## WORK REQUIRED
Reproduce the listing from its start through the line containing "List every element", with both ends included, character for character.

## DATA FOR THIS TASK

§

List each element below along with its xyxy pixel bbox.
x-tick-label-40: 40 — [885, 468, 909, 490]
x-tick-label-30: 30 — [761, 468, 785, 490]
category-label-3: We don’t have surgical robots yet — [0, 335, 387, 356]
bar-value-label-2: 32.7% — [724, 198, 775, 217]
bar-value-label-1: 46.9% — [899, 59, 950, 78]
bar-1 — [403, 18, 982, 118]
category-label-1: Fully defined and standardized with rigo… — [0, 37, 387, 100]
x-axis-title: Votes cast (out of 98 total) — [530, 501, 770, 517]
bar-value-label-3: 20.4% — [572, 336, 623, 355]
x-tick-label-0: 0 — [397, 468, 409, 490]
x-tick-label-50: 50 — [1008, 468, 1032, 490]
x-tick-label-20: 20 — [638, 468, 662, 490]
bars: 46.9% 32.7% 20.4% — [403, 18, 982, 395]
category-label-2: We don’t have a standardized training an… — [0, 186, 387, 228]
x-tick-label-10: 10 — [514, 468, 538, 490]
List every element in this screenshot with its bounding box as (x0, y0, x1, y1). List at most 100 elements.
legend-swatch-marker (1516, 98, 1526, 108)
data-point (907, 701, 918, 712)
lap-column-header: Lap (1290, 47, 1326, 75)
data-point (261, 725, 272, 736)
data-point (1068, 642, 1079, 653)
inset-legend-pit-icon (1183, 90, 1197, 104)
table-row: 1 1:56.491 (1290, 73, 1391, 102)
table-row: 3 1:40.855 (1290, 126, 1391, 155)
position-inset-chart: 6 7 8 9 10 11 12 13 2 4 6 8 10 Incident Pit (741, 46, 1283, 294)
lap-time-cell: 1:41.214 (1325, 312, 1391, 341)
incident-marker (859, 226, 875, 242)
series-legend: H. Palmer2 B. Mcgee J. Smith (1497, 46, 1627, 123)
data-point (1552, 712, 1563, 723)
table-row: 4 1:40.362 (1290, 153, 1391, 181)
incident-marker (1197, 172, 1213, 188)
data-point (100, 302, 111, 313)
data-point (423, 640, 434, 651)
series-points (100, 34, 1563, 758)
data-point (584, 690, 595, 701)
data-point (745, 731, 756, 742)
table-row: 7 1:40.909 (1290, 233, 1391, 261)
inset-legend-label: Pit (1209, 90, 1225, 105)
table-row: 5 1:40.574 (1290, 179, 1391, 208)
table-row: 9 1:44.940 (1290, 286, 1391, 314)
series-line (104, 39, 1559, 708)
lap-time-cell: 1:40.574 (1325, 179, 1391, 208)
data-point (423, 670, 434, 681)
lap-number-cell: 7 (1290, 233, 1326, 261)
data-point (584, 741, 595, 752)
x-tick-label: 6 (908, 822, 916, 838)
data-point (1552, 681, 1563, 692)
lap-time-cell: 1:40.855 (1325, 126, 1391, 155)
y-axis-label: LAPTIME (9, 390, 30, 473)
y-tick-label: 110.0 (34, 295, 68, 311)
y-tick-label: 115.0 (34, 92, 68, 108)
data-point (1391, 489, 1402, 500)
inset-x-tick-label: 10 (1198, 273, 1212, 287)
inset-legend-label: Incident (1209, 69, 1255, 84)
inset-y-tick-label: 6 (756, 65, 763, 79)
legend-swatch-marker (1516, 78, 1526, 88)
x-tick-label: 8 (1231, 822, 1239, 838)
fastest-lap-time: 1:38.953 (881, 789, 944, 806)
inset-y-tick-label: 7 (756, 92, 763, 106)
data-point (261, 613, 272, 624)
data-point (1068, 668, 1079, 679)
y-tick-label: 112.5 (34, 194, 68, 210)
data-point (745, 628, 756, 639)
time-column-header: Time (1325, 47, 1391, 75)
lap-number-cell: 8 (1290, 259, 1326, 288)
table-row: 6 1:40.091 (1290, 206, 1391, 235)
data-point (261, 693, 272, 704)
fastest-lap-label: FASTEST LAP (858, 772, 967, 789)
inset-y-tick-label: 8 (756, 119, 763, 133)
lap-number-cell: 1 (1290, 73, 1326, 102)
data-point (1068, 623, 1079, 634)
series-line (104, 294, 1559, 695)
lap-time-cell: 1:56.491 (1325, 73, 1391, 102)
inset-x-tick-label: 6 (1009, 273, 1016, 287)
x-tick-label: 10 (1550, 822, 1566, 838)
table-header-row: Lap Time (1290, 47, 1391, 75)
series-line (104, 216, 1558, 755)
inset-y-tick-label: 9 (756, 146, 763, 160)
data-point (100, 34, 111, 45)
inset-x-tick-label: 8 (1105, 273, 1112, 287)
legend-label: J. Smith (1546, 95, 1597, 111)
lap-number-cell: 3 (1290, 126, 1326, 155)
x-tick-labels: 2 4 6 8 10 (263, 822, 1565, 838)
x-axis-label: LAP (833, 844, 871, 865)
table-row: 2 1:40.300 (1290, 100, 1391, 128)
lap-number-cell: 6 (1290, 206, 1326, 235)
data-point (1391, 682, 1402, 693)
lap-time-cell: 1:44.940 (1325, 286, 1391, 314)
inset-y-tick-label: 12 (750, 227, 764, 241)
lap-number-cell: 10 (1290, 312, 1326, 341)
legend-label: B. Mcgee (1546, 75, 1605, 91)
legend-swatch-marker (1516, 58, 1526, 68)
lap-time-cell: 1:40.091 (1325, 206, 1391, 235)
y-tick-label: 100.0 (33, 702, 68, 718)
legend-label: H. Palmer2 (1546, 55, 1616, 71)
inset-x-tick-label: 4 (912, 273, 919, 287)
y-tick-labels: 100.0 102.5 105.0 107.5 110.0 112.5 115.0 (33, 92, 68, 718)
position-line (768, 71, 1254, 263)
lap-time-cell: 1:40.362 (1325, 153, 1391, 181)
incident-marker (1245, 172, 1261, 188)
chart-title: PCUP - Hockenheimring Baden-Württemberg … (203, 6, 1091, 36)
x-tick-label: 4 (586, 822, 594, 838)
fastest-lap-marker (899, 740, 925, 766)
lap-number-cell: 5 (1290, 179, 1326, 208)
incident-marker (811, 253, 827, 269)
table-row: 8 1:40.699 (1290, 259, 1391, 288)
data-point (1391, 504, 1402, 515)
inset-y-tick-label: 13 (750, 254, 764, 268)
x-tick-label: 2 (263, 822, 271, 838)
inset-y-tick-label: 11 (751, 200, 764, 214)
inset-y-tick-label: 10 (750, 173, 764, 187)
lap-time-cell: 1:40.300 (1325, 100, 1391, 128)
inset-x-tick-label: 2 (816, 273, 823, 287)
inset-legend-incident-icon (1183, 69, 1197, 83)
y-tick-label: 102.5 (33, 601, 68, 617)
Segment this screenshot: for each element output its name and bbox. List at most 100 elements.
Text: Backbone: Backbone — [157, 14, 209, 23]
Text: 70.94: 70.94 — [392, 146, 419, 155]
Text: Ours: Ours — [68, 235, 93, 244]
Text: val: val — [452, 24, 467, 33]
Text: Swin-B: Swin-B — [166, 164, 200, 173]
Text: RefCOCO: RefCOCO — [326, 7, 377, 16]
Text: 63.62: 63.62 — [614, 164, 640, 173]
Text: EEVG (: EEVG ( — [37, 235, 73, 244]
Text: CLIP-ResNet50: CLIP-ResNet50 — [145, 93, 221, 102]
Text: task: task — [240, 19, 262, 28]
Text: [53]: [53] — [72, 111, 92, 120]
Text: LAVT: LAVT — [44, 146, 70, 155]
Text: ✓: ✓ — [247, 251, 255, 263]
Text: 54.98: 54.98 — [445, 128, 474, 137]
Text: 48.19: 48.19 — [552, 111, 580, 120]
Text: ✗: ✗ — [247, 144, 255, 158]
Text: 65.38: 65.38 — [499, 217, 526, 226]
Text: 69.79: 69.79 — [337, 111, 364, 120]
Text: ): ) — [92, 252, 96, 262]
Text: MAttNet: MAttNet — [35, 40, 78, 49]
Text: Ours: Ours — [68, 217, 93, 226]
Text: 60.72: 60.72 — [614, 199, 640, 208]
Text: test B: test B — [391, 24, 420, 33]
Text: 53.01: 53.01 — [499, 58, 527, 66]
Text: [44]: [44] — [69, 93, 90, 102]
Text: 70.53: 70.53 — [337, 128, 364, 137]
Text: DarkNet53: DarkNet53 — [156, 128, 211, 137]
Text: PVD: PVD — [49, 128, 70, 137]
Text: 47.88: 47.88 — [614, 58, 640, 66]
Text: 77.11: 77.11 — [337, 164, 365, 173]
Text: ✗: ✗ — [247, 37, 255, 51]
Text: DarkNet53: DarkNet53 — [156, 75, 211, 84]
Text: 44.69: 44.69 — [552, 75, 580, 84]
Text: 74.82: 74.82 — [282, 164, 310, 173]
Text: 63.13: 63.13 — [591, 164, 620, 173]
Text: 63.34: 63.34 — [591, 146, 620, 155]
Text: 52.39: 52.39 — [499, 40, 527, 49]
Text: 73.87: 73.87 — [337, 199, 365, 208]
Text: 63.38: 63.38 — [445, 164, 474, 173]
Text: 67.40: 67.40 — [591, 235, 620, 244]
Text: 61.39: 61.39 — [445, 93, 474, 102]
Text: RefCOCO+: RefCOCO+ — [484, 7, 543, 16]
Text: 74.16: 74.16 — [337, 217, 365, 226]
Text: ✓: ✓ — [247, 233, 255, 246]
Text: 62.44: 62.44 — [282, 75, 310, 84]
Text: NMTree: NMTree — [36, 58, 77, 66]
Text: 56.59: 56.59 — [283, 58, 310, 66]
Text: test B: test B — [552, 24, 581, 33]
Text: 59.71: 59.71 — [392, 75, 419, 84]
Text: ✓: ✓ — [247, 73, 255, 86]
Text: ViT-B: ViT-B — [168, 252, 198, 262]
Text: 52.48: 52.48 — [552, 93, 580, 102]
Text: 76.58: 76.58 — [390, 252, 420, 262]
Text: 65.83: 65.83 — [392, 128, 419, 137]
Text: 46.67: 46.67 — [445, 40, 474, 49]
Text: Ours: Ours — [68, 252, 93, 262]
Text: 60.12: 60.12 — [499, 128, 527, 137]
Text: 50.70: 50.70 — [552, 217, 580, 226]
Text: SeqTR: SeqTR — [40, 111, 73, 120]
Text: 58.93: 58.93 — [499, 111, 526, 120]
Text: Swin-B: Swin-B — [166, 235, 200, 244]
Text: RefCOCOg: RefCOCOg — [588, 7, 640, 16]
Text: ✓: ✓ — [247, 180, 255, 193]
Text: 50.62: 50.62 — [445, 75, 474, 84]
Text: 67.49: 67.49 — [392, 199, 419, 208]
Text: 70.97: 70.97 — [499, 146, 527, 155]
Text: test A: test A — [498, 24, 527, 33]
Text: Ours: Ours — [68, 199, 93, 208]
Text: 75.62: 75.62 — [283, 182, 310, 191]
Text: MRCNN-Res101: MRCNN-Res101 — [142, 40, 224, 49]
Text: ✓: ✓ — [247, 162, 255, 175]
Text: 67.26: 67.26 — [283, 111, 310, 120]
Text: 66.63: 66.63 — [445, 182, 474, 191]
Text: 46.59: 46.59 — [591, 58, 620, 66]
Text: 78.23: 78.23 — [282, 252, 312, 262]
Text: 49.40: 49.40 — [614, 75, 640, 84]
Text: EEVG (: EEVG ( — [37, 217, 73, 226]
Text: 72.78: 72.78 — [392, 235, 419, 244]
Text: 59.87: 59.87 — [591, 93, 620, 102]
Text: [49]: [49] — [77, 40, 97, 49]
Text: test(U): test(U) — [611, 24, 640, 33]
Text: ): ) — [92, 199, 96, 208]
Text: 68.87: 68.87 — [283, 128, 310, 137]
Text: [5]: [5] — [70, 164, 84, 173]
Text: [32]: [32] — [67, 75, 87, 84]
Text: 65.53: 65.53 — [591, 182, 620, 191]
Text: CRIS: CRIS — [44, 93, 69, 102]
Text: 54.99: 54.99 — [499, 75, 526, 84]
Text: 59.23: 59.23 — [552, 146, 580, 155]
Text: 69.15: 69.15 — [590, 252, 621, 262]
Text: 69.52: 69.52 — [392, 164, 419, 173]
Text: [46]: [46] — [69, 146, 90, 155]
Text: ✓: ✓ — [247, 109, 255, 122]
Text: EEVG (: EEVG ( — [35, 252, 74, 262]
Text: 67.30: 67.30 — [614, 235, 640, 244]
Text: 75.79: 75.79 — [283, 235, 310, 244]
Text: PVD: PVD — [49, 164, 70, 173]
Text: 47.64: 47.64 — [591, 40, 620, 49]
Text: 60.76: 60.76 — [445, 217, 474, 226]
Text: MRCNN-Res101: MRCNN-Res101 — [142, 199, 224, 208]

§

## FULL OUTPUT
List each element below along with its xyxy pixel bbox.
x-tick-label-40: 40 — [885, 468, 909, 490]
x-tick-label-30: 30 — [761, 468, 785, 490]
category-label-3: We don’t have surgical robots yet — [0, 335, 387, 356]
bar-value-label-2: 32.7% — [724, 198, 775, 217]
bar-value-label-1: 46.9% — [899, 59, 950, 78]
bar-1 — [403, 18, 982, 118]
category-label-1: Fully defined and standardized with rigo… — [0, 37, 387, 100]
x-axis-title: Votes cast (out of 98 total) — [530, 501, 770, 517]
bar-value-label-3: 20.4% — [572, 336, 623, 355]
x-tick-label-0: 0 — [397, 468, 409, 490]
x-tick-label-50: 50 — [1008, 468, 1032, 490]
x-tick-label-20: 20 — [638, 468, 662, 490]
bars: 46.9% 32.7% 20.4% — [403, 18, 982, 395]
category-label-2: We don’t have a standardized training an… — [0, 186, 387, 228]
x-tick-label-10: 10 — [514, 468, 538, 490]
List every element in this screenshot with its bounding box as (x0, y0, x1, y1). List at most 100 elements.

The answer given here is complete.